**PASSAGE FOR REVIEW**
»»
Two plates of 4″×4″×3 mm (10.16 cm×10.16 cm×3 mm) flat clear silica glass were washed with deionized water and air dried. To the internal perimeter of a first glass plate was applied a gasket (or border) of double sided acrylic tape, having a width of 0.25 inches (6.35 mm) and a thickness of 0.5 mm, which served to set the gap between the two (first and second) glass plates and contain the polymerizable monomer composition within the cavity defined there-between. Two separate and spaced 1 mm wide ports were cut along one edge of the gasket, followed by adhering together the first and second glass plates, to form an intermediate transparent article having a cavity defined by the inner surfaces of the first and second glass plates and the gasket. The intermediate transparent article was stood vertically, so that the ports were positioned along the top (or upper) edge thereof. The polymerizable monomer composition was slowly injected into the cavity through one of the two ports. As the cavity was filled with the injected polymerizable monomer composition, air was allowed to concurrently escape from the cavity through the other port. After filling the cavity with the injected polymerizable monomer composition, ultraviolet light having a wavelength of 365 nm was passed through the glass plates, which resulted in polymerization of the polymerizable monomer composition within the cavity, and formation of a transparent layer within the cavity. After the in situ formation of the transparent layer within the cavity, the two ports were both filled with a solidifying silicone material. The so-formed transparent article was observed visually to have a desirable level of optical clarity.

The present invention has been described with reference to specific details of particular embodiments thereof. It is not intended that such details be regarded as limitations upon the scope of the invention except insofar as to the extent that they are included in the accompanying claims.
««
**ACTIVITY LIST**
[1] In the glass-plate passage, what wavelength of ultraviolet light was passed through the plates?
[2] Repeat the glass-plate passage word for word, starting with "The present invention" and going on through "the accompanying claims.".

**THE DATA**
»»
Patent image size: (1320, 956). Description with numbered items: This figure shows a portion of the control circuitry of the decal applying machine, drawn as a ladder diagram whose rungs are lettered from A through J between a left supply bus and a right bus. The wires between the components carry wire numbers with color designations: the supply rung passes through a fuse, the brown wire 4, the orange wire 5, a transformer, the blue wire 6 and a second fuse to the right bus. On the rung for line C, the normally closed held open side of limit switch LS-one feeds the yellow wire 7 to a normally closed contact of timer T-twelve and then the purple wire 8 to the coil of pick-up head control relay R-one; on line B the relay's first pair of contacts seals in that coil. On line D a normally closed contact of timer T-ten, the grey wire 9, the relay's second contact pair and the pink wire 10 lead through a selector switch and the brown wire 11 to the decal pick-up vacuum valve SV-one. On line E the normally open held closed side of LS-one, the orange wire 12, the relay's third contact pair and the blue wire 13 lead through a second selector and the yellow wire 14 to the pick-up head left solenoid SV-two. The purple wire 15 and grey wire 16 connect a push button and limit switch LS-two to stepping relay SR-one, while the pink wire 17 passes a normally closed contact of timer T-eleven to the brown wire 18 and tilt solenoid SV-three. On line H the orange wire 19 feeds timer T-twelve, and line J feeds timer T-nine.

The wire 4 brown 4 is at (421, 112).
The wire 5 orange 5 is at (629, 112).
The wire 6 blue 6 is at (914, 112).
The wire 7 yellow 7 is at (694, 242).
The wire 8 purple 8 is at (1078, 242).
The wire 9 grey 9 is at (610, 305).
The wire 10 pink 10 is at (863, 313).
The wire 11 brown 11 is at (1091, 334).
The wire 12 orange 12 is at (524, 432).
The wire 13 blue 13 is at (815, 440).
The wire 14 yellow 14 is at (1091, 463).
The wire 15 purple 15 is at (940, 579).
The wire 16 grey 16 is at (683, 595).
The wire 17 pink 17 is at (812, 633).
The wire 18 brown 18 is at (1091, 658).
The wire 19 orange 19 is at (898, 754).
««
**ANSWERS**
[1] 365 nm

[2]
The present invention has been described with reference to specific details of particular embodiments thereof. It is not intended that such details be regarded as limitations upon the scope of the invention except insofar as to the extent that they are included in the accompanying claims.